● SUPPLIED PASSAGE:
Court Opinion

ID: 8763445
Source: CourtListenerOpinion
Date Created: 2022-11-26 12:15:52.627311+00
Date Added: 2024-06-11T17:01:42.945306
License: Public Domain

COXE, Circuit Judge
(dissenting). I think the judgment should be affirmed upon the authority of United States v. Peck, 102 U. S. 64, 26 L. Ed. 46, which cannot be distinguished from the case at bar upon any rational theory. In one case the contract related to hay and in the other to stone, but the only material variation favors the contention of the defendant in error, for in the Peck Case the contract made no mention of the source from which the contractor was to secure the hay. In the case at bar, on the contrary, the contract expressly states that the quarry from which the riprap stone is to be furnished is located at Spuyten Duyvil and it is admitted that the United States, through its duly authorized agent, knew that this statement related to the pile of 'stone on Dyckmán Meadow.

● MATERIAL PROVIDED:
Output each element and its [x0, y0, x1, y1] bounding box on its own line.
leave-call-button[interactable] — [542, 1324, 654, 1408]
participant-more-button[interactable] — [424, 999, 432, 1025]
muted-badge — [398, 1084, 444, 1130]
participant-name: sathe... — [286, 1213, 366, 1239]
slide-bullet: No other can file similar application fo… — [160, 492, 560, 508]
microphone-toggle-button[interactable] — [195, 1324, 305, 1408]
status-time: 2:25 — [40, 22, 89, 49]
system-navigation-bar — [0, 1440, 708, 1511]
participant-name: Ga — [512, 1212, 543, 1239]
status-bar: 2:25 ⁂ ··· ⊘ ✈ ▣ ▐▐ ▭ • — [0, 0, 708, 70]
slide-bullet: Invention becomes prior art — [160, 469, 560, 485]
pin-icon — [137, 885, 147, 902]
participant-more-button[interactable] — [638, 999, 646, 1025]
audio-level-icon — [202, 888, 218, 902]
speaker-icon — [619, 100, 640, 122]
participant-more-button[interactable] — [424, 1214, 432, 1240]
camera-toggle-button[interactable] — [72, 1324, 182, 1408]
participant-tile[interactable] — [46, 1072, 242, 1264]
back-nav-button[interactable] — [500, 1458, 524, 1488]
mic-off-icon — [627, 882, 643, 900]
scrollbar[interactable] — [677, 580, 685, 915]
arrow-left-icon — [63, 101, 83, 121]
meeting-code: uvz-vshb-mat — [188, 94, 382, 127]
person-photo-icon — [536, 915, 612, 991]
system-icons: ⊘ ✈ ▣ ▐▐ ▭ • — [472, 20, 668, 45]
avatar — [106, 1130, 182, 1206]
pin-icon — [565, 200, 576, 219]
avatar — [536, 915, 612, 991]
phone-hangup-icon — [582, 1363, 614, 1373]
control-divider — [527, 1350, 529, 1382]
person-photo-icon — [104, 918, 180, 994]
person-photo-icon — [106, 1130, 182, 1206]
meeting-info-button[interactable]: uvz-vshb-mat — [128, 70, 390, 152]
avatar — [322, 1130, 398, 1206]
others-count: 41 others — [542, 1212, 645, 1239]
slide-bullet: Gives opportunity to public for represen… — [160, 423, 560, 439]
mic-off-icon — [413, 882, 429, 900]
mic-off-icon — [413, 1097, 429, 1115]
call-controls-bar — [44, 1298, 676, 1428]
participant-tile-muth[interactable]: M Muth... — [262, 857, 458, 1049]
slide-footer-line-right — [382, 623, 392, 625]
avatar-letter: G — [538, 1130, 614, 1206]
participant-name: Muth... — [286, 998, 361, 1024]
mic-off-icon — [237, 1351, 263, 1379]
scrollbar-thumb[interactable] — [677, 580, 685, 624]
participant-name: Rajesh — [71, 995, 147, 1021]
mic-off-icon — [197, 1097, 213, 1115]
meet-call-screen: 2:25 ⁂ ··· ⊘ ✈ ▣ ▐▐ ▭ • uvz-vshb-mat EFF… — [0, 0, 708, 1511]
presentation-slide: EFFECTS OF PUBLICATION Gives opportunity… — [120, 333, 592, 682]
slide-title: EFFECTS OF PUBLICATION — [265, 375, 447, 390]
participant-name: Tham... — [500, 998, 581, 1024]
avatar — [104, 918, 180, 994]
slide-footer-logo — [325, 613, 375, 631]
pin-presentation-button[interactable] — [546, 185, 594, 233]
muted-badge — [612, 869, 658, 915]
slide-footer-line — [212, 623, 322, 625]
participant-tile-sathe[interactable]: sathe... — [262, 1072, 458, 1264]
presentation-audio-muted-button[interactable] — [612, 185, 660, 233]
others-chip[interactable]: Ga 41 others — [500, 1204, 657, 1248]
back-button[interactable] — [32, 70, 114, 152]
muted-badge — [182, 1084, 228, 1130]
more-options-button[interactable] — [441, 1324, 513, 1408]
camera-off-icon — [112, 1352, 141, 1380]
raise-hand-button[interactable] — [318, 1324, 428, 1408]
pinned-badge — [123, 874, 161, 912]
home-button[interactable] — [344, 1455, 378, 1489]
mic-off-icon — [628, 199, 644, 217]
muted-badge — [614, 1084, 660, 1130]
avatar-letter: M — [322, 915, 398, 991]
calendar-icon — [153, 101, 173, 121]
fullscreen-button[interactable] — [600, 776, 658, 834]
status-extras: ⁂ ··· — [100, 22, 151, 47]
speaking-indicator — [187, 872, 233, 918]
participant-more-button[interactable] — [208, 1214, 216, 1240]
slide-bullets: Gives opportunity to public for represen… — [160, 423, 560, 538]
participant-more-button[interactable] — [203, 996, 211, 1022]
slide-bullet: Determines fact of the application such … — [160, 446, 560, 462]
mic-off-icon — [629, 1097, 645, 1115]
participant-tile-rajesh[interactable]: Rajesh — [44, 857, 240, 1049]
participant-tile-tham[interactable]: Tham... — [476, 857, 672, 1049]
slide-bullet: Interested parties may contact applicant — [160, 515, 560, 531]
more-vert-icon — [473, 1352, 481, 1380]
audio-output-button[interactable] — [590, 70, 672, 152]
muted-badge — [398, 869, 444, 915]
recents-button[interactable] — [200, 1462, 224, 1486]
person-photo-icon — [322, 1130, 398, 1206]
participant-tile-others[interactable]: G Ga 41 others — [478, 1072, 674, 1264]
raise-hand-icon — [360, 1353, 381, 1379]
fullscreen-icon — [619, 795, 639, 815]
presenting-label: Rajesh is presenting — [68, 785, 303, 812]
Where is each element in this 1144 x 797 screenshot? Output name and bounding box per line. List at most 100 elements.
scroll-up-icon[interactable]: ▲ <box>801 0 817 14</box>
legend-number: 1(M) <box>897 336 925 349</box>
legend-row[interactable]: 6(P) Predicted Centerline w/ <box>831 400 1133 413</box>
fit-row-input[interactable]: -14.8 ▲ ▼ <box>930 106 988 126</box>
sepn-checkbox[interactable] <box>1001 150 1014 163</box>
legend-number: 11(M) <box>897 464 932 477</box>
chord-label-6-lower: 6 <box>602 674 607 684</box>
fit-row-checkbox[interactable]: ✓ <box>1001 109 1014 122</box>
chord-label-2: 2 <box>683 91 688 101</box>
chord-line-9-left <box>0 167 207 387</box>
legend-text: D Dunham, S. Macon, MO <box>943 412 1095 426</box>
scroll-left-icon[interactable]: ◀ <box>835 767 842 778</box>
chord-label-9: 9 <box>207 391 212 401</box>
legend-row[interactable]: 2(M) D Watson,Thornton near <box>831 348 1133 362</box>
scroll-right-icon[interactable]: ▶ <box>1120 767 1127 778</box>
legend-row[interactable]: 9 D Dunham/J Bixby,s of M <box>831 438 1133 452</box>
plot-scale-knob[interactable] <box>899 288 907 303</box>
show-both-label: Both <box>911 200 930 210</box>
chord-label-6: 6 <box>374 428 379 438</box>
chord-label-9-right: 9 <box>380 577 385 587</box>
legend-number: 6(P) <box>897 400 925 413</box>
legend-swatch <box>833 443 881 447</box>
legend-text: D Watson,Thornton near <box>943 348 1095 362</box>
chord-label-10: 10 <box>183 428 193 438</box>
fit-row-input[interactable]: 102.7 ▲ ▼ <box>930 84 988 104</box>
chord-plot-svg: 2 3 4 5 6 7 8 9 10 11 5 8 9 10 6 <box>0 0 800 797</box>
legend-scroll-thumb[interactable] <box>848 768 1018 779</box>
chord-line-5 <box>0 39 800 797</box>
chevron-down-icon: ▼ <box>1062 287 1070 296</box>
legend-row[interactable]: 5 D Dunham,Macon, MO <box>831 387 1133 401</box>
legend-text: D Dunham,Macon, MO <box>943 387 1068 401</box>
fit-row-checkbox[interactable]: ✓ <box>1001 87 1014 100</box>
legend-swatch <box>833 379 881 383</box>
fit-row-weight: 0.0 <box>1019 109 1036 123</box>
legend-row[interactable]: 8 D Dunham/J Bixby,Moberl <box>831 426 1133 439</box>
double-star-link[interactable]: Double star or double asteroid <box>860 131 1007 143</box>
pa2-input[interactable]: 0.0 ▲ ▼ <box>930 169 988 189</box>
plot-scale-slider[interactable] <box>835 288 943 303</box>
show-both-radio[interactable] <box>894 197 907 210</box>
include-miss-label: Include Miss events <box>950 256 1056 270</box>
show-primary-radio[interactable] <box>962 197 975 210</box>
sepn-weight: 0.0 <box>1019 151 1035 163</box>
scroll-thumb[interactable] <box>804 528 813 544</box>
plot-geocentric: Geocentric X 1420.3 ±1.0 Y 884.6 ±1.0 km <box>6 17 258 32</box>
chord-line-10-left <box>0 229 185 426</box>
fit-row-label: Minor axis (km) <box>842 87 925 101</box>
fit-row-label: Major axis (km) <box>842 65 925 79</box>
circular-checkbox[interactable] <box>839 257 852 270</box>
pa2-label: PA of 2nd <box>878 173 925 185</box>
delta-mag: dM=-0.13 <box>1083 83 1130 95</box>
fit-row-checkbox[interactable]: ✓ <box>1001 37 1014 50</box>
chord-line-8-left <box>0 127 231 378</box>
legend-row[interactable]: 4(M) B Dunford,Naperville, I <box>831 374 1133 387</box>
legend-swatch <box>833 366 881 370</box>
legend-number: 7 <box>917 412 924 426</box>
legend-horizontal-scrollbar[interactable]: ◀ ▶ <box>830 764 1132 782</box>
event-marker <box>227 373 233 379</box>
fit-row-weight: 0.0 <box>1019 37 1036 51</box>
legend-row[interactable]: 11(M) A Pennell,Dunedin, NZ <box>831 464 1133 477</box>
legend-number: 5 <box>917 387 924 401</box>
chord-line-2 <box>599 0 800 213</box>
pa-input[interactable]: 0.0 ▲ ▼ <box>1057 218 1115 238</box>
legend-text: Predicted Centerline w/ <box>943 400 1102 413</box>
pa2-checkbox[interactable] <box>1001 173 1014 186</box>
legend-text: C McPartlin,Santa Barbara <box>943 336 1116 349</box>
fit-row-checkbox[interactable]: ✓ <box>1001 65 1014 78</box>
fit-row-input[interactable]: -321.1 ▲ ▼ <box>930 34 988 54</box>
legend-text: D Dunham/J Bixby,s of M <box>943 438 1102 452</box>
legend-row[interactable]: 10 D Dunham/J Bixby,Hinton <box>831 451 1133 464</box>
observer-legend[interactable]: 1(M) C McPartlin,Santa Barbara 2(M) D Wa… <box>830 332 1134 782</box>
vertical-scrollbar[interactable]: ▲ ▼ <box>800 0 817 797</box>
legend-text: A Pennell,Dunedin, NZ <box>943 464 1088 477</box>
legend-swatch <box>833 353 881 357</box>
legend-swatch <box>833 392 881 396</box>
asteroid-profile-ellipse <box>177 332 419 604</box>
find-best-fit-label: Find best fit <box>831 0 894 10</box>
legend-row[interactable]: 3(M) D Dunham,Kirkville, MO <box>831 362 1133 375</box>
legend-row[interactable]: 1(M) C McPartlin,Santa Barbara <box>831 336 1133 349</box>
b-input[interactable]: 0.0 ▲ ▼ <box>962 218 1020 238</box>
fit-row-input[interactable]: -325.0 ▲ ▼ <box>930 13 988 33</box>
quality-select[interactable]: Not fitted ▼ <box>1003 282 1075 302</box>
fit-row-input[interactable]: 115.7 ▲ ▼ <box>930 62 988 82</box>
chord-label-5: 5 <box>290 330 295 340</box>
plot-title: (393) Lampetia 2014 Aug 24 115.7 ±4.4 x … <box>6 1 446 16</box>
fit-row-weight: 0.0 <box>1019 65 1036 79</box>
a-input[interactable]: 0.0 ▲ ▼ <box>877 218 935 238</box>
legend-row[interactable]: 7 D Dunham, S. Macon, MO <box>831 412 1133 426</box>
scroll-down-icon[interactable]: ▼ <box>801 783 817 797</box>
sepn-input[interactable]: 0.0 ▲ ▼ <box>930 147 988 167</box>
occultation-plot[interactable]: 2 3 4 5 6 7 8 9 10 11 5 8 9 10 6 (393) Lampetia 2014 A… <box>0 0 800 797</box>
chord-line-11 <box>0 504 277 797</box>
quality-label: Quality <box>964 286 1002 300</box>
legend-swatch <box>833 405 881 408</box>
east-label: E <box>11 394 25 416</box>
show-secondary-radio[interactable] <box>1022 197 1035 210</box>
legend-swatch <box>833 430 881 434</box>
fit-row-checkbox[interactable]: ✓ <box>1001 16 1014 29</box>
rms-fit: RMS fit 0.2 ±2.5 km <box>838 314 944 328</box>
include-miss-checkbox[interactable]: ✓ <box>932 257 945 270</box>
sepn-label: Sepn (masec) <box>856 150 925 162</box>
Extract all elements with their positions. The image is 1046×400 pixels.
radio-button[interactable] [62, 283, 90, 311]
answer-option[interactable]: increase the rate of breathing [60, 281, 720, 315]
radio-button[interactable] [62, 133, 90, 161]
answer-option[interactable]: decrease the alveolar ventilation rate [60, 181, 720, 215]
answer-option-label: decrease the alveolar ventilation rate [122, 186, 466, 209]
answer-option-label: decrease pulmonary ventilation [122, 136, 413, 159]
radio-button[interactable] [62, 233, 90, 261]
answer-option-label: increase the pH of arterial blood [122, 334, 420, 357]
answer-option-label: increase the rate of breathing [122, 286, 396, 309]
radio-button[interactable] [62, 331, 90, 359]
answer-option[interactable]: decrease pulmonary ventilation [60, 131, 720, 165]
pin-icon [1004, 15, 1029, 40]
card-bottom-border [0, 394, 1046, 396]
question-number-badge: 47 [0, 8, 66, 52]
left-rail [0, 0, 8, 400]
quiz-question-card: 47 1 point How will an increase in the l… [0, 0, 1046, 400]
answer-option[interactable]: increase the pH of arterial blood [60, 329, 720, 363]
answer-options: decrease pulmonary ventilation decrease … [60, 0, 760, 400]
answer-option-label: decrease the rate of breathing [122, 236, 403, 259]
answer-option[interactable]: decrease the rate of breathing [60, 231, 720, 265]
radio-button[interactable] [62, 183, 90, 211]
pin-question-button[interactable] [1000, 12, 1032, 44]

● REQUIRED ACTIONS:
1) How would you render this sentence from the court opinion in Spanish: "I think the judgment should be affirmed upon the authority of United States v. Peck, 102 U. S. 64, 26 L. Ed. 46, which cannot be distinguished from the case at bar upon any rational theory."
2) Could you go on with Judge Coxe's dissent in the court opinion, picking up right after its final sentence about the stone on Dyckman Meadow?

● RESPONSES TO THE TASKS:
1) Considero que la sentencia debe confirmarse con fundamento en United States v. Peck, 102 U. S. 64, 26 L. Ed. 46, que no puede distinguirse del caso que nos ocupa bajo ninguna teoría racional.

2)
This court decided (137 Fed. 866, 70 C. C. A. 204) that the United States by its conduct in permitting its lease to expire prevented the defendant in error from using the stone from this pile.
It is only necessary to substitute the word “stone” for the word “hay” in Mr., Justice Bradley’s opinion to demonstrate the exact similarity of the two cases, as follows;
“The supply of stone which he (the contractor) depended on, and which under the circumstances hfe had a right to depend on, was taken away by the defendants themselves. In other words, the defendants prevented and hindered the claimant from performing his part of the contract. » * *
“It is a sound principle that he who prevents a thing being done shall not avail himself of the nonperformance he has occasioned.”